WHAT THE TASK ASKS ->
Rewrite the listing below as a JSON list of strings, with each line as one string and any blank lines omitted.

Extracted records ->

»»

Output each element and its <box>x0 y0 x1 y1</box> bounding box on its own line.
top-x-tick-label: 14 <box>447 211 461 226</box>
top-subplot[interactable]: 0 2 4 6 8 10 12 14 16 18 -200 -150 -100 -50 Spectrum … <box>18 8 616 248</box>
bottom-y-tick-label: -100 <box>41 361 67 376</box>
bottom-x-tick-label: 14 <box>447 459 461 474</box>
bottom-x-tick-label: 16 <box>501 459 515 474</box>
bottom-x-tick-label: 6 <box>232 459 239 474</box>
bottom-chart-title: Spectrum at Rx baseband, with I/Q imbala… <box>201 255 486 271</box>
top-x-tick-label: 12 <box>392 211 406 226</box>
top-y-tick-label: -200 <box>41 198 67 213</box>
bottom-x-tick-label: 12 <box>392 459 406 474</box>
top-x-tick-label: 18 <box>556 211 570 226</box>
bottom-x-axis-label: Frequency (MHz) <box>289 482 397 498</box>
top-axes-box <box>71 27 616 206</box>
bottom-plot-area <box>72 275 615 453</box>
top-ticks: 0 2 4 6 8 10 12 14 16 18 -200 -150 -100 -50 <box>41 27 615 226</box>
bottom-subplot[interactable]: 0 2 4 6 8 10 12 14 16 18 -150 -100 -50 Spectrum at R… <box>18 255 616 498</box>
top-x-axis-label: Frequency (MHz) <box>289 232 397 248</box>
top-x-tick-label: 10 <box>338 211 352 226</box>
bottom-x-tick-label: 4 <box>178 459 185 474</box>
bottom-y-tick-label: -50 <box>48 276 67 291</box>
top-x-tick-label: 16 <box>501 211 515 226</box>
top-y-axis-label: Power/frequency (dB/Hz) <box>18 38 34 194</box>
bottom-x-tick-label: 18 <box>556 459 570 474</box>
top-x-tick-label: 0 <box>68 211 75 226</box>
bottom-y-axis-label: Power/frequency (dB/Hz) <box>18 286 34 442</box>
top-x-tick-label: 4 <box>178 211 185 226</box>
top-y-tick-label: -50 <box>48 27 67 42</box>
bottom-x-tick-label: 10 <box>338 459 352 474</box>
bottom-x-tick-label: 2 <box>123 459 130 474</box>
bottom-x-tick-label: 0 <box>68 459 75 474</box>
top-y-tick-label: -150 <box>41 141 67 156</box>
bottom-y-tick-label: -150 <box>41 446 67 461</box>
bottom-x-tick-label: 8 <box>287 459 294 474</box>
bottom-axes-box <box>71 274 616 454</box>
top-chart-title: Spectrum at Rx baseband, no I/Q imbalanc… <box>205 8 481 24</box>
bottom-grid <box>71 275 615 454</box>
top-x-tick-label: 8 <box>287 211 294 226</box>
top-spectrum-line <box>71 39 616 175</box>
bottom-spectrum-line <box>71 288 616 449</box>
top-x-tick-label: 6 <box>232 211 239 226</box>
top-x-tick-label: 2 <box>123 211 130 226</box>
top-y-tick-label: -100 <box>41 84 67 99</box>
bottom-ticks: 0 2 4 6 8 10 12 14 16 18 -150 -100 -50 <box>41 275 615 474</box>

««

WRITTEN RESPONSE ->
[
  "Output each element and its <box>x0 y0 x1 y1</box> bounding box on its own line.",
  "top-x-tick-label: 14 <box>447 211 461 226</box>",
  "top-subplot[interactable]: 0 2 4 6 8 10 12 14 16 18 -200 -150 -100 -50 Spectrum … <box>18 8 616 248</box>",
  "bottom-y-tick-label: -100 <box>41 361 67 376</box>",
  "bottom-x-tick-label: 14 <box>447 459 461 474</box>",
  "bottom-x-tick-label: 16 <box>501 459 515 474</box>",
  "bottom-x-tick-label: 6 <box>232 459 239 474</box>",
  "bottom-chart-title: Spectrum at Rx baseband, with I/Q imbala… <box>201 255 486 271</box>",
  "top-x-tick-label: 12 <box>392 211 406 226</box>",
  "top-y-tick-label: -200 <box>41 198 67 213</box>",
  "bottom-x-tick-label: 12 <box>392 459 406 474</box>",
  "top-x-tick-label: 18 <box>556 211 570 226</box>",
  "bottom-x-axis-label: Frequency (MHz) <box>289 482 397 498</box>",
  "top-axes-box <box>71 27 616 206</box>",
  "bottom-plot-area <box>72 275 615 453</box>",
  "top-ticks: 0 2 4 6 8 10 12 14 16 18 -200 -150 -100 -50 <box>41 27 615 226</box>",
  "bottom-subplot[interactable]: 0 2 4 6 8 10 12 14 16 18 -150 -100 -50 Spectrum at R… <box>18 255 616 498</box>",
  "top-x-axis-label: Frequency (MHz) <box>289 232 397 248</box>",
  "top-x-tick-label: 10 <box>338 211 352 226</box>",
  "bottom-x-tick-label: 4 <box>178 459 185 474</box>",
  "bottom-y-tick-label: -50 <box>48 276 67 291</box>",
  "top-x-tick-label: 16 <box>501 211 515 226</box>",
  "top-y-axis-label: Power/frequency (dB/Hz) <box>18 38 34 194</box>",
  "bottom-x-tick-label: 18 <box>556 459 570 474</box>",
  "top-x-tick-label: 0 <box>68 211 75 226</box>",
  "bottom-y-axis-label: Power/frequency (dB/Hz) <box>18 286 34 442</box>",
  "top-x-tick-label: 4 <box>178 211 185 226</box>",
  "top-y-tick-label: -50 <box>48 27 67 42</box>",
  "bottom-x-tick-label: 10 <box>338 459 352 474</box>",
  "bottom-x-tick-label: 2 <box>123 459 130 474</box>",
  "bottom-x-tick-label: 0 <box>68 459 75 474</box>",
  "top-y-tick-label: -150 <box>41 141 67 156</box>",
  "bottom-y-tick-label: -150 <box>41 446 67 461</box>",
  "bottom-x-tick-label: 8 <box>287 459 294 474</box>",
  "bottom-axes-box <box>71 274 616 454</box>",
  "top-chart-title: Spectrum at Rx baseband, no I/Q imbalanc… <box>205 8 481 24</box>",
  "bottom-grid <box>71 275 615 454</box>",
  "top-x-tick-label: 8 <box>287 211 294 226</box>",
  "top-spectrum-line <box>71 39 616 175</box>",
  "bottom-spectrum-line <box>71 288 616 449</box>",
  "top-x-tick-label: 6 <box>232 211 239 226</box>",
  "top-x-tick-label: 2 <box>123 211 130 226</box>",
  "top-y-tick-label: -100 <box>41 84 67 99</box>",
  "bottom-ticks: 0 2 4 6 8 10 12 14 16 18 -150 -100 -50 <box>41 275 615 474</box>"
]